Goal: Exactly repeat all the records below, omitting the images they hold.

[Dataset rows about figures]
##############################

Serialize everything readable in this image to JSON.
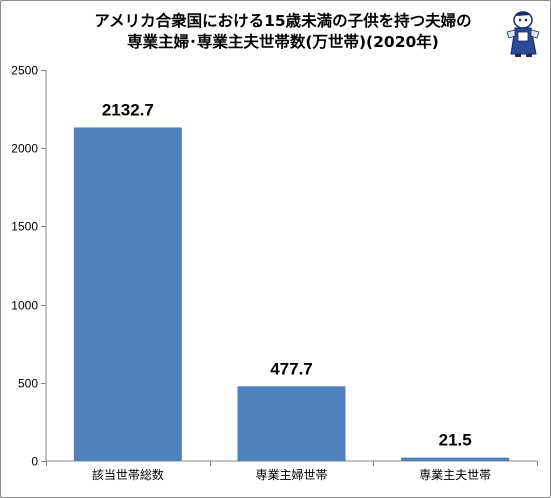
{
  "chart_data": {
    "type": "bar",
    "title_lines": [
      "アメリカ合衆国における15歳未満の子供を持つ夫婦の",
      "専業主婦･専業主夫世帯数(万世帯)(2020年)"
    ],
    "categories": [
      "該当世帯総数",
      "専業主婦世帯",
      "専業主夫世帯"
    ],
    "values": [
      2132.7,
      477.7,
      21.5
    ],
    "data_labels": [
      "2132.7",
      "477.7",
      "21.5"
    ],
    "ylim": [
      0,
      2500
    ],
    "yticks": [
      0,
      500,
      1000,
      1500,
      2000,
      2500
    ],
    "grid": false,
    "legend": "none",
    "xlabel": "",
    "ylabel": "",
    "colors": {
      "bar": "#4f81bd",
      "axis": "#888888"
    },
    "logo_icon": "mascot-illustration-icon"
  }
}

##############################

Problem solution:
Serialize everything readable in this image to JSON.
{
  "chart_data": {
    "type": "bar",
    "title_lines": [
      "アメリカ合衆国における15歳未満の子供を持つ夫婦の",
      "専業主婦･専業主夫世帯数(万世帯)(2020年)"
    ],
    "categories": [
      "該当世帯総数",
      "専業主婦世帯",
      "専業主夫世帯"
    ],
    "values": [
      2132.7,
      477.7,
      21.5
    ],
    "data_labels": [
      "2132.7",
      "477.7",
      "21.5"
    ],
    "ylim": [
      0,
      2500
    ],
    "yticks": [
      0,
      500,
      1000,
      1500,
      2000,
      2500
    ],
    "grid": false,
    "legend": "none",
    "xlabel": "",
    "ylabel": "",
    "colors": {
      "bar": "#4f81bd",
      "axis": "#888888"
    },
    "logo_icon": "mascot-illustration-icon"
  }
}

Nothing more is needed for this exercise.